# WHAT YOU SHOULD DO:
Copy the records word for word, starting at their first line and ending with the line that contains "List every element", with both ends included. Leave the pictures out.

# RECORDS TO PROCESS:
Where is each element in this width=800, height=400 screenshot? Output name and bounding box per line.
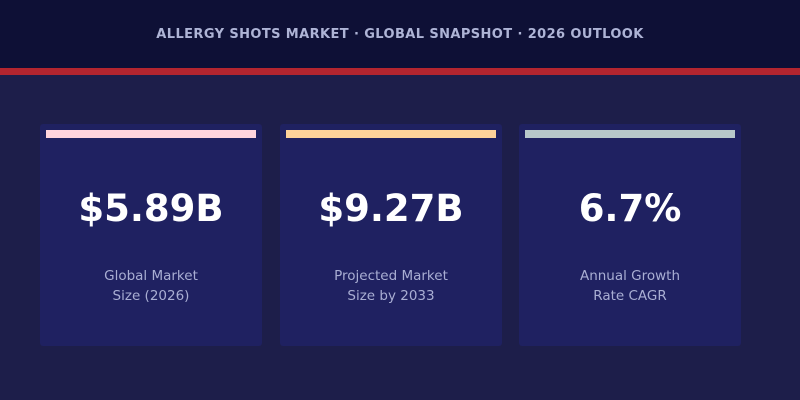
accent-divider (0, 68, 800, 75)
stat-label-line: Rate CAGR (593, 288, 667, 304)
header-bar: ALLERGY SHOTS MARKET · GLOBAL SNAPSHOT ·… (0, 0, 800, 68)
stat-label: Projected Market Size by 2033 (280, 266, 502, 306)
stat-label-line: Annual Growth (579, 268, 681, 284)
stat-label-line: Projected Market (334, 268, 448, 284)
card-accent-strip (46, 130, 256, 138)
stat-label-line: Global Market (104, 268, 198, 284)
stat-value: $9.27B (318, 187, 464, 230)
page-title: ALLERGY SHOTS MARKET · GLOBAL SNAPSHOT ·… (156, 26, 644, 42)
stat-label-line: Size (2026) (112, 288, 190, 304)
stat-label-line: Size by 2033 (347, 288, 435, 304)
stat-label: Annual Growth Rate CAGR (519, 266, 741, 306)
card-accent-strip (286, 130, 496, 138)
stat-value: 6.7% (578, 187, 682, 230)
stat-card-projected-market-size: $9.27B Projected Market Size by 2033 (280, 124, 502, 346)
stat-label: Global Market Size (2026) (40, 266, 262, 306)
stat-card-annual-growth-rate: 6.7% Annual Growth Rate CAGR (519, 124, 741, 346)
stat-card-global-market-size: $5.89B Global Market Size (2026) (40, 124, 262, 346)
stat-value: $5.89B (78, 187, 224, 230)
stat-cards: $5.89B Global Market Size (2026) $9.27B … (40, 124, 760, 346)
card-accent-strip (525, 130, 735, 138)
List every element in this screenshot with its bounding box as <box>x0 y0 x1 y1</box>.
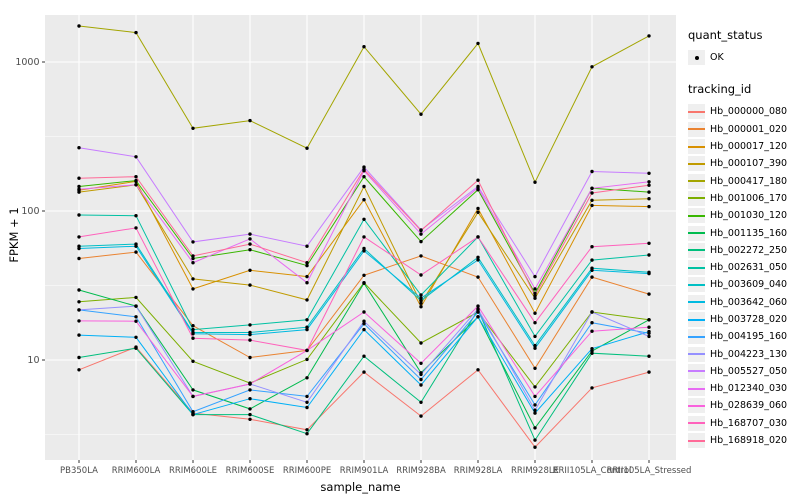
legend-item: Hb_168918_020 <box>688 432 787 449</box>
line-key-icon <box>688 433 705 449</box>
legend-item: Hb_000001_020 <box>688 121 787 138</box>
line-key-icon <box>688 363 705 379</box>
legend-label: Hb_028639_060 <box>710 400 788 412</box>
legend-label: Hb_168707_030 <box>710 417 788 429</box>
line-key-icon <box>688 329 705 345</box>
svg-text:100: 100 <box>21 206 39 217</box>
svg-text:1000: 1000 <box>15 57 39 68</box>
legend-label: Hb_004223_130 <box>710 348 788 360</box>
legend-label: OK <box>710 52 724 64</box>
svg-text:10: 10 <box>27 355 39 366</box>
line-key-icon <box>688 190 705 206</box>
line-key-icon <box>688 104 705 120</box>
legend-label: Hb_003728_020 <box>710 314 788 325</box>
legend-label: Hb_168918_020 <box>710 435 788 447</box>
legend-item: Hb_003609_040 <box>688 276 787 293</box>
legend-item: Hb_001135_160 <box>688 224 787 241</box>
svg-text:PB350LA: PB350LA <box>60 466 98 476</box>
legend-label: Hb_002631_050 <box>710 262 788 274</box>
legend-item: Hb_001030_120 <box>688 207 787 224</box>
line-key-icon <box>688 294 705 310</box>
legend-label: Hb_012340_030 <box>710 383 788 395</box>
line-key-icon <box>688 260 705 276</box>
legend-item: Hb_000017_120 <box>688 138 787 155</box>
svg-text:RRIM928LA: RRIM928LA <box>454 466 503 476</box>
legend-label: Hb_005527_050 <box>710 365 788 377</box>
legend-label: Hb_001030_120 <box>710 210 788 222</box>
line-key-icon <box>688 242 705 258</box>
legend-item: Hb_000000_080 <box>688 103 787 120</box>
legend-item: Hb_001006_170 <box>688 190 787 207</box>
svg-text:RRIM600LA: RRIM600LA <box>112 466 161 476</box>
point-key-icon <box>688 50 705 66</box>
legend-item: Hb_028639_060 <box>688 397 787 414</box>
line-key-icon <box>688 225 705 241</box>
legend-label: Hb_000001_020 <box>710 123 788 135</box>
x-axis-title: sample_name <box>320 480 401 494</box>
svg-text:RRIM928LE: RRIM928LE <box>511 466 559 476</box>
legend-label: Hb_000000_080 <box>710 106 788 118</box>
svg-text:RRIM600PE: RRIM600PE <box>283 466 331 476</box>
legend-title-tracking-id: tracking_id <box>688 82 752 97</box>
svg-text:RRII105LA_Stressed: RRII105LA_Stressed <box>607 466 692 476</box>
line-key-icon <box>688 139 705 155</box>
svg-text:RRIM928BA: RRIM928BA <box>396 466 446 476</box>
legend-item: Hb_002272_250 <box>688 242 787 259</box>
legend-item: Hb_012340_030 <box>688 380 787 397</box>
legend-label: Hb_001135_160 <box>710 227 788 239</box>
legend-label: Hb_000107_390 <box>710 158 788 170</box>
line-key-icon <box>688 121 705 137</box>
legend: quant_status OK tracking_id Hb_000000_08… <box>688 28 787 449</box>
legend-item: Hb_004195_160 <box>688 328 787 345</box>
legend-item-ok: OK <box>688 49 787 66</box>
legend-item: Hb_003642_060 <box>688 294 787 311</box>
line-key-icon <box>688 173 705 189</box>
line-key-icon <box>688 381 705 397</box>
legend-title-quant-status: quant_status <box>688 28 763 42</box>
legend-label: Hb_002272_250 <box>710 244 788 256</box>
legend-label: Hb_004195_160 <box>710 331 788 343</box>
line-key-icon <box>688 312 705 327</box>
legend-label: Hb_003642_060 <box>710 296 788 308</box>
legend-label: Hb_000017_120 <box>710 141 788 153</box>
line-key-icon <box>688 208 705 224</box>
tracking-id-legend-entries: Hb_000000_080 Hb_000001_020 Hb_000017_120 H… <box>688 103 787 449</box>
svg-text:RRII105LA_Control: RRII105LA_Control <box>553 466 632 476</box>
line-key-icon <box>688 277 705 293</box>
legend-label: Hb_003609_040 <box>710 279 788 291</box>
svg-text:RRIM600LE: RRIM600LE <box>169 466 217 476</box>
line-key-icon <box>688 156 705 172</box>
line-key-icon <box>688 346 705 362</box>
legend-item: Hb_005527_050 <box>688 363 787 380</box>
y-axis-title: FPKM + 1 <box>7 207 21 263</box>
line-key-icon <box>688 398 705 414</box>
legend-item: Hb_004223_130 <box>688 345 787 362</box>
legend-item: Hb_000417_180 <box>688 172 787 189</box>
legend-item: Hb_003728_020 <box>688 311 787 328</box>
legend-item: Hb_002631_050 <box>688 259 787 276</box>
legend-label: Hb_000417_180 <box>710 175 788 187</box>
legend-item: Hb_000107_390 <box>688 155 787 172</box>
line-key-icon <box>688 415 705 431</box>
svg-text:RRIM600SE: RRIM600SE <box>226 466 275 476</box>
legend-item: Hb_168707_030 <box>688 415 787 432</box>
svg-text:RRIM901LA: RRIM901LA <box>340 466 389 476</box>
legend-label: Hb_001006_170 <box>710 192 788 204</box>
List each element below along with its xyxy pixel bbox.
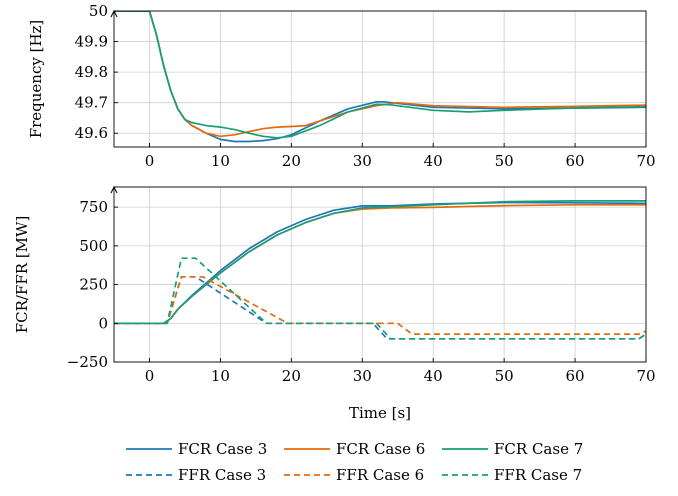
legend-label: FCR Case 6 <box>336 440 425 458</box>
legend-item: FCR Case 7 <box>442 440 583 458</box>
y-tick-label: 49.7 <box>75 94 108 112</box>
x-tick-label: 30 <box>353 152 372 170</box>
x-tick-label: 70 <box>636 152 655 170</box>
series-line-ffr-case-3 <box>114 275 646 340</box>
legend-item: FFR Case 6 <box>284 466 424 484</box>
x-tick-label: 10 <box>211 367 230 385</box>
x-tick-label: 0 <box>145 367 155 385</box>
x-tick-label: 40 <box>424 367 443 385</box>
legend: FCR Case 3 FCR Case 6 FCR Case 7 FFR Case 3… <box>126 440 583 484</box>
x-tick-label: 30 <box>353 367 372 385</box>
x-tick-label: 0 <box>145 152 155 170</box>
series-line-fcr-case-7 <box>114 11 646 139</box>
y-tick-label: 500 <box>79 237 108 255</box>
y-axis-arrow <box>110 185 118 194</box>
series-line-fcr-case-3 <box>114 11 646 143</box>
legend-item: FFR Case 3 <box>126 466 266 484</box>
legend-label: FCR Case 3 <box>178 440 267 458</box>
series-line-fcr-case-3 <box>114 201 646 325</box>
power-panel: −250 0 250 500 750 0 10 20 30 40 50 60 70 FCR/FFR [MW… <box>13 185 656 385</box>
legend-label: FFR Case 7 <box>494 466 582 484</box>
series-line-ffr-case-7 <box>114 257 646 340</box>
legend-label: FFR Case 6 <box>336 466 424 484</box>
x-axis-label: Time [s] <box>349 404 411 422</box>
y-tick-label: 0 <box>98 314 108 332</box>
legend-item: FCR Case 3 <box>126 440 267 458</box>
series-line-ffr-case-6 <box>114 275 646 335</box>
y-tick-label: 49.6 <box>75 124 108 142</box>
y-tick-label: 250 <box>79 276 108 294</box>
plot-frame <box>113 10 647 148</box>
y-tick-label: −250 <box>67 353 108 371</box>
x-tick-label: 50 <box>495 367 514 385</box>
y-axis-label: Frequency [Hz] <box>27 20 45 139</box>
x-tick-label: 20 <box>282 367 301 385</box>
legend-label: FFR Case 3 <box>178 466 266 484</box>
x-tick-label: 60 <box>566 367 585 385</box>
y-tick-label: 49.8 <box>75 63 108 81</box>
x-tick-label: 70 <box>636 367 655 385</box>
y-tick-label: 49.9 <box>75 33 108 51</box>
y-tick-label: 50 <box>89 2 108 20</box>
plot-frame <box>113 186 647 363</box>
legend-label: FCR Case 7 <box>494 440 583 458</box>
series-line-fcr-case-7 <box>114 200 646 325</box>
x-tick-label: 60 <box>566 152 585 170</box>
legend-item: FFR Case 7 <box>442 466 582 484</box>
y-tick-label: 750 <box>79 198 108 216</box>
series-line-fcr-case-6 <box>114 11 646 138</box>
series-line-fcr-case-6 <box>114 203 646 325</box>
legend-item: FCR Case 6 <box>284 440 425 458</box>
frequency-panel: 49.6 49.7 49.8 49.9 50 0 10 20 30 40 50 60 70 Frequen… <box>27 2 656 170</box>
x-tick-label: 50 <box>495 152 514 170</box>
x-tick-label: 40 <box>424 152 443 170</box>
x-tick-label: 10 <box>211 152 230 170</box>
x-tick-label: 20 <box>282 152 301 170</box>
y-axis-label: FCR/FFR [MW] <box>13 216 31 334</box>
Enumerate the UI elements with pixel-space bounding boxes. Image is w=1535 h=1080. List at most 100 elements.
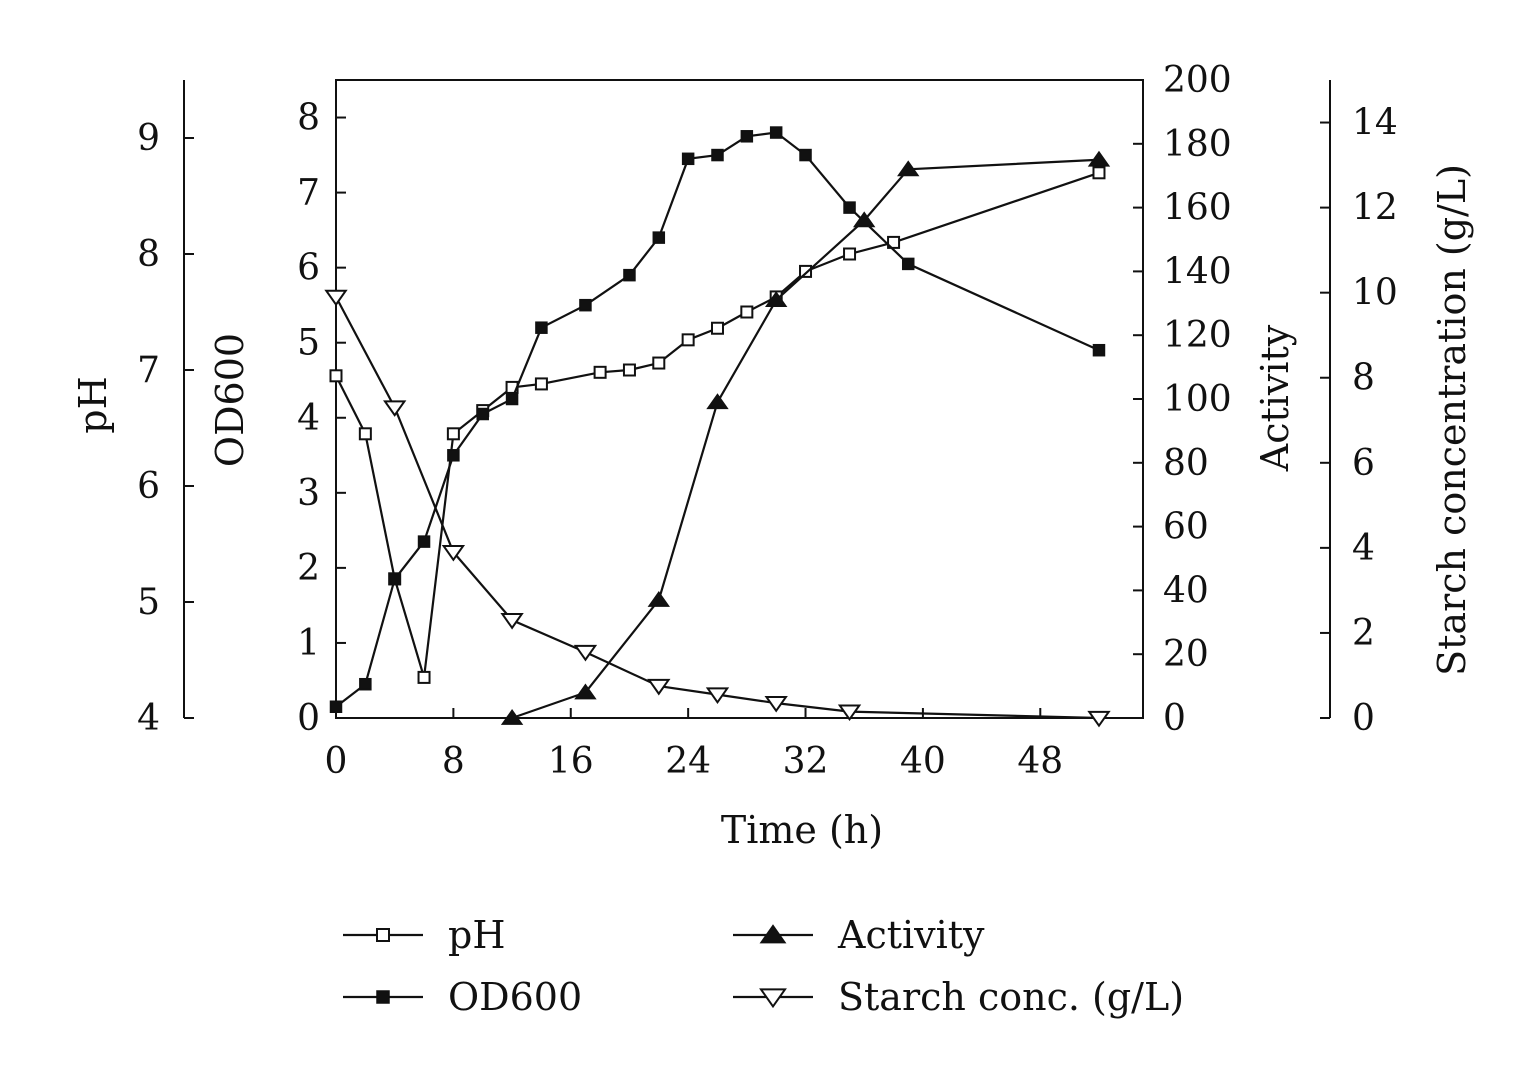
activity-tick-label: 80 — [1163, 443, 1209, 484]
od600-axis: 0 1 2 3 4 5 6 7 8 — [297, 98, 346, 739]
legend-label: pH — [448, 913, 505, 957]
od600-tick-label: 7 — [297, 173, 320, 214]
series-point-ph — [534, 377, 548, 391]
series-point-starch — [705, 687, 730, 704]
series-point-od600 — [711, 148, 724, 162]
series-point-od600 — [476, 407, 489, 421]
ph-tick-label: 5 — [137, 582, 160, 623]
activity-tick-label: 120 — [1163, 315, 1232, 356]
series-point-ph — [740, 305, 754, 319]
od600-axis-title: OD600 — [208, 333, 252, 467]
series-point-ph — [652, 356, 666, 370]
od600-tick-label: 4 — [297, 398, 320, 439]
series-point-starch — [383, 400, 407, 417]
activity-tick-label: 160 — [1163, 188, 1232, 229]
series-point-od600 — [1092, 343, 1106, 357]
activity-tick-label: 60 — [1163, 507, 1209, 548]
plot-frame-box — [335, 79, 1144, 719]
legend-label: Starch conc. (g/L) — [838, 975, 1184, 1019]
series-point-od600 — [579, 298, 592, 312]
x-tick-label: 48 — [1017, 741, 1063, 782]
series-line-ph — [335, 171, 1100, 678]
activity-tick-label: 100 — [1163, 379, 1232, 420]
x-tick-label: 0 — [325, 741, 348, 782]
series-point-starch — [324, 289, 348, 307]
series-point-ph — [622, 363, 636, 377]
starch-tick-label: 10 — [1352, 273, 1398, 314]
series-od600 — [329, 126, 1106, 713]
series-point-activity — [897, 160, 920, 177]
series-point-ph — [799, 264, 813, 278]
x-axis: 0 8 16 24 32 40 48 — [325, 708, 1063, 782]
series-point-od600 — [681, 152, 695, 166]
series-point-od600 — [623, 268, 636, 282]
od600-tick-label: 5 — [297, 323, 320, 364]
x-axis-title: Time (h) — [721, 808, 883, 852]
series-point-ph — [417, 670, 431, 684]
series-point-ph — [446, 427, 460, 441]
x-tick-label: 40 — [900, 741, 946, 782]
series-point-od600 — [417, 535, 431, 548]
activity-tick-label: 20 — [1163, 634, 1209, 675]
starch-axis-title: Starch concentration (g/L) — [1430, 164, 1474, 676]
series-point-starch — [1087, 710, 1111, 728]
series-line-activity — [511, 158, 1100, 720]
ph-tick-label: 4 — [137, 698, 160, 739]
legend: pH Activity OD600 Starch conc. (g/L) — [343, 913, 1184, 1019]
series-point-activity — [574, 683, 597, 700]
series-point-activity — [647, 591, 670, 607]
series-point-od600 — [329, 700, 343, 713]
ph-axis: 4 5 6 7 8 9 — [137, 80, 194, 739]
starch-tick-label: 12 — [1352, 188, 1398, 229]
series-starch — [324, 289, 1111, 728]
series-point-starch — [837, 704, 862, 722]
legend-marker — [376, 928, 390, 942]
activity-axis-title: Activity — [1253, 324, 1297, 472]
plot-frame — [335, 79, 1144, 719]
starch-tick-label: 14 — [1352, 103, 1398, 144]
series-point-starch — [647, 678, 671, 696]
od600-tick-label: 8 — [297, 98, 320, 139]
ph-tick-label: 9 — [137, 118, 160, 159]
series-point-activity — [1087, 150, 1111, 167]
series-point-od600 — [359, 677, 372, 691]
starch-tick-label: 4 — [1352, 528, 1375, 569]
series-point-activity — [500, 709, 524, 725]
series-point-activity — [706, 393, 729, 410]
ph-axis-title: pH — [71, 376, 115, 433]
legend-entry: OD600 — [343, 975, 582, 1019]
series-line-od600 — [335, 131, 1100, 708]
legend-label: Activity — [837, 913, 985, 957]
series-point-starch — [500, 612, 524, 630]
starch-tick-label: 6 — [1352, 443, 1375, 484]
od600-tick-label: 0 — [297, 698, 320, 739]
series-point-od600 — [505, 392, 519, 406]
starch-axis: 0 2 4 6 8 10 12 14 — [1320, 80, 1398, 739]
x-tick-label: 32 — [783, 741, 829, 782]
od600-tick-label: 3 — [297, 473, 320, 514]
ph-tick-label: 6 — [137, 466, 160, 507]
ph-tick-label: 7 — [137, 350, 160, 391]
series-point-ph — [329, 369, 343, 383]
series-point-od600 — [535, 321, 548, 334]
series-ph — [329, 166, 1106, 684]
series-point-activity — [853, 211, 876, 228]
ph-tick-label: 8 — [137, 234, 160, 275]
activity-axis: 0 20 40 60 80 100 120 140 160 180 200 — [1133, 60, 1232, 739]
series-activity — [500, 150, 1111, 725]
series-point-ph — [681, 333, 695, 347]
x-tick-label: 24 — [665, 741, 711, 782]
legend-marker — [376, 990, 390, 1004]
series-point-ph — [710, 321, 724, 335]
starch-tick-label: 8 — [1352, 358, 1375, 399]
legend-marker — [759, 988, 787, 1009]
activity-tick-label: 0 — [1163, 698, 1186, 739]
series-point-ph — [843, 247, 857, 261]
series-point-od600 — [769, 126, 783, 139]
series-point-activity — [764, 291, 788, 308]
series-point-ph — [358, 427, 372, 441]
series-point-starch — [764, 695, 788, 713]
activity-tick-label: 200 — [1163, 60, 1232, 101]
series-point-ph — [593, 365, 607, 379]
od600-tick-label: 6 — [297, 248, 320, 289]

# REPLY:
Where is each element in this width=800, height=400 screenshot? Output name and bounding box per line.
accent-divider (0, 68, 800, 75)
stat-label-line: Rate CAGR (593, 288, 667, 304)
header-bar: ALLERGY SHOTS MARKET · GLOBAL SNAPSHOT ·… (0, 0, 800, 68)
stat-label: Projected Market Size by 2033 (280, 266, 502, 306)
stat-label-line: Annual Growth (579, 268, 681, 284)
stat-label-line: Projected Market (334, 268, 448, 284)
card-accent-strip (46, 130, 256, 138)
stat-label-line: Global Market (104, 268, 198, 284)
stat-value: $9.27B (318, 187, 464, 230)
page-title: ALLERGY SHOTS MARKET · GLOBAL SNAPSHOT ·… (156, 26, 644, 42)
stat-label-line: Size (2026) (112, 288, 190, 304)
stat-label-line: Size by 2033 (347, 288, 435, 304)
stat-label: Annual Growth Rate CAGR (519, 266, 741, 306)
card-accent-strip (286, 130, 496, 138)
stat-value: 6.7% (578, 187, 682, 230)
stat-card-projected-market-size: $9.27B Projected Market Size by 2033 (280, 124, 502, 346)
stat-label: Global Market Size (2026) (40, 266, 262, 306)
stat-card-annual-growth-rate: 6.7% Annual Growth Rate CAGR (519, 124, 741, 346)
stat-card-global-market-size: $5.89B Global Market Size (2026) (40, 124, 262, 346)
stat-value: $5.89B (78, 187, 224, 230)
stat-cards: $5.89B Global Market Size (2026) $9.27B … (40, 124, 760, 346)
card-accent-strip (525, 130, 735, 138)
List every element in this screenshot with its bounding box as <box>x0 y0 x1 y1</box>.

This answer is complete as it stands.